___ DATA

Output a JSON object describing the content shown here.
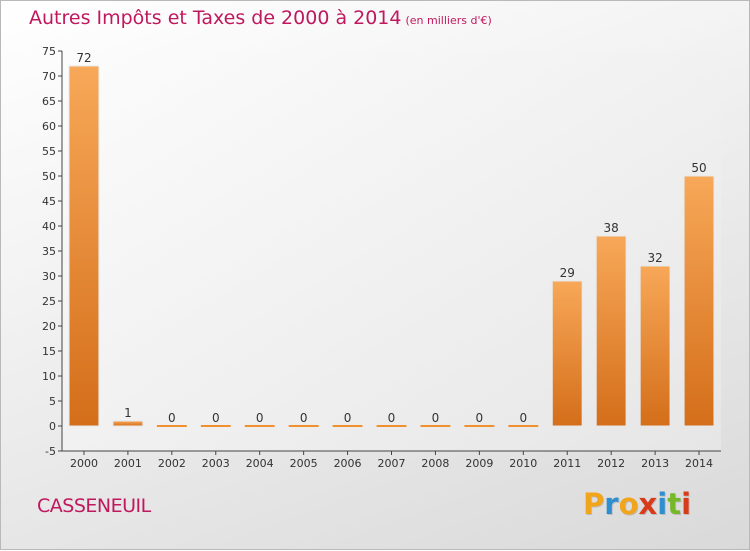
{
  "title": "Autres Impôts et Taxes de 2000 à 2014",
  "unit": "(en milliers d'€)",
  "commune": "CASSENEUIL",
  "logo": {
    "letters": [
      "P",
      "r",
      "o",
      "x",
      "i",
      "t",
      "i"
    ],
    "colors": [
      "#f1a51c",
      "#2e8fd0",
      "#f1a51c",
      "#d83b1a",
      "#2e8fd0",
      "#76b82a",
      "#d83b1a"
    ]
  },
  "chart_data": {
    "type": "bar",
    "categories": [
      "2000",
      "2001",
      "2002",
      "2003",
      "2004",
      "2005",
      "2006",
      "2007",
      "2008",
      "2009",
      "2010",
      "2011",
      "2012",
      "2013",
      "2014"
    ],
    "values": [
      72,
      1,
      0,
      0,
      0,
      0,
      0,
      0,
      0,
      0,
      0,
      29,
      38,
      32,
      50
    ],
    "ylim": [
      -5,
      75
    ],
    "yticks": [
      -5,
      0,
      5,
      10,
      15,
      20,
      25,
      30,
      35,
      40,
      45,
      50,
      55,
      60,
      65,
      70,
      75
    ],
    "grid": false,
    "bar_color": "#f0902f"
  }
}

______
___ DATA

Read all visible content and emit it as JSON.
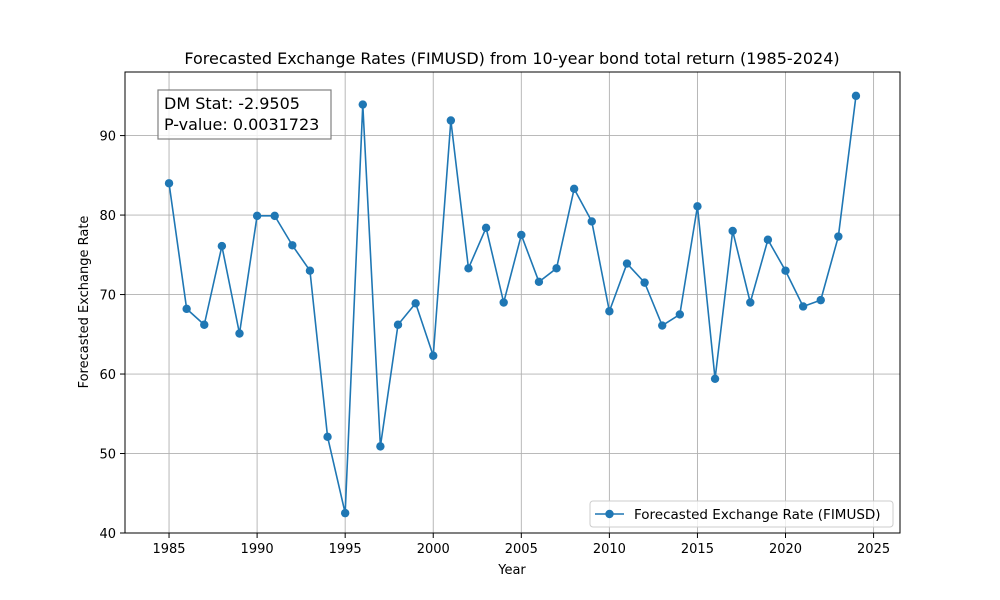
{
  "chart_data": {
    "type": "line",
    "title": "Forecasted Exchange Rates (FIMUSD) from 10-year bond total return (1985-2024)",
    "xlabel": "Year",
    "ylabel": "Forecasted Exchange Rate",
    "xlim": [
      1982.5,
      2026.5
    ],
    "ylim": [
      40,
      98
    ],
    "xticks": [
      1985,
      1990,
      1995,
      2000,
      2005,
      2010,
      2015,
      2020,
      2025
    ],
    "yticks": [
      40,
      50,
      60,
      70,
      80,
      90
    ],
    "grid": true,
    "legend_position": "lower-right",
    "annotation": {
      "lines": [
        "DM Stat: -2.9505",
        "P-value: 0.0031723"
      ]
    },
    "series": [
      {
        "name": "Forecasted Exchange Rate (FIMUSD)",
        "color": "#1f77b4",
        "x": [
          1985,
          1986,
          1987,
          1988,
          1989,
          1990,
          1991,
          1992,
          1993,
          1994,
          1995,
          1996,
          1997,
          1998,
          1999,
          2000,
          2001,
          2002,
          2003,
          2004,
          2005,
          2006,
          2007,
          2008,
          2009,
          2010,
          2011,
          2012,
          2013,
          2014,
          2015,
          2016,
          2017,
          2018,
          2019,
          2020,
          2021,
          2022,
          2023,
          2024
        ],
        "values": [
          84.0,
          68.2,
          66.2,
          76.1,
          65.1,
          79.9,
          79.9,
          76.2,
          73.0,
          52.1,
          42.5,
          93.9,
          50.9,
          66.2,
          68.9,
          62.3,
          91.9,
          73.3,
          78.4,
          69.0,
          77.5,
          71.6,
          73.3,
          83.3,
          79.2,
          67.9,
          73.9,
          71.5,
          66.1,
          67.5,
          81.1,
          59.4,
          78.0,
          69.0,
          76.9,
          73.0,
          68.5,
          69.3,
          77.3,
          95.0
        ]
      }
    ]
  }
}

______

TASK DETAILS:
Identify every line above with the string "FIMUSD" in it. Copy those lines.

COMPLETE ANSWER:
    "title": "Forecasted Exchange Rates (FIMUSD) from 10-year bond total return (1985-2024)",
        "name": "Forecasted Exchange Rate (FIMUSD)",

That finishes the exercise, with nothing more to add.